[Record list start]

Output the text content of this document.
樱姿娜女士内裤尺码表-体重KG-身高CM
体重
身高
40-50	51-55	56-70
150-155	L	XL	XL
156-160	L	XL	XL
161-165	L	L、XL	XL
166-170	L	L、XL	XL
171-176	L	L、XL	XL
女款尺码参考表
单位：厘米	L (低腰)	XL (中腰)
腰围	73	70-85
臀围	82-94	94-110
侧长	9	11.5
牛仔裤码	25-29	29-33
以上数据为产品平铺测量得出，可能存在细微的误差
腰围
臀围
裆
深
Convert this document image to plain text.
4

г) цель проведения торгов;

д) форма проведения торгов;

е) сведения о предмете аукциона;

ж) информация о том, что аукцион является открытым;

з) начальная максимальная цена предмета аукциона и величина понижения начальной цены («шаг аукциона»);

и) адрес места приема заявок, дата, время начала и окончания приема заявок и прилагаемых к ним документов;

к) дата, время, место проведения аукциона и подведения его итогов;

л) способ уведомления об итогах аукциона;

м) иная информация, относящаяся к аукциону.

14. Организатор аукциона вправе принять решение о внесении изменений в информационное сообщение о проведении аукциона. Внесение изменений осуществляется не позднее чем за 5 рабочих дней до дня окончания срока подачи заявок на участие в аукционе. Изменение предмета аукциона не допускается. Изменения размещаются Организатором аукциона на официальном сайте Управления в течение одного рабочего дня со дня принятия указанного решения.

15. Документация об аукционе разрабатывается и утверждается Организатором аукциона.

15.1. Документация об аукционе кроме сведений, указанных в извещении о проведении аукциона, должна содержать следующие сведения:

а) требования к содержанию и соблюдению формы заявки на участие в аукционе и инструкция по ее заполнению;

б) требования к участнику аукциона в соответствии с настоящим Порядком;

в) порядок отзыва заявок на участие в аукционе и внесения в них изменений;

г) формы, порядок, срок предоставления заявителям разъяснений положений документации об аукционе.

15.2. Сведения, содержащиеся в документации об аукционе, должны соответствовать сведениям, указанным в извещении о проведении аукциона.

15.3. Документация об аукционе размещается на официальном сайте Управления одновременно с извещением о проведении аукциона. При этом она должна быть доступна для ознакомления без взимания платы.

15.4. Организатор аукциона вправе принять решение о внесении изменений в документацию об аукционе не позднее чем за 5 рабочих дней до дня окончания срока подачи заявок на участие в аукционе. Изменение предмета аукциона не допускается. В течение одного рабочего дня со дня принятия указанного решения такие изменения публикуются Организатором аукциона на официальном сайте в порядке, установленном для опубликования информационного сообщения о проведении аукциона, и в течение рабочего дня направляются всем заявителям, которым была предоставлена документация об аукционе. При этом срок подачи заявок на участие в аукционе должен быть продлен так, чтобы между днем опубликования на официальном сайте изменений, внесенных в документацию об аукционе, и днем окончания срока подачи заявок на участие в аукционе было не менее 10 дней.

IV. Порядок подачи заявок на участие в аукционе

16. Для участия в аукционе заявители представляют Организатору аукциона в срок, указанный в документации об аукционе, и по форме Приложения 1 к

[Record list end]

• To be done
Return only those lines of the records that contain the string "информация".

• Full response
ж) информация о том, что аукцион является открытым;
м) иная информация, относящаяся к аукциону.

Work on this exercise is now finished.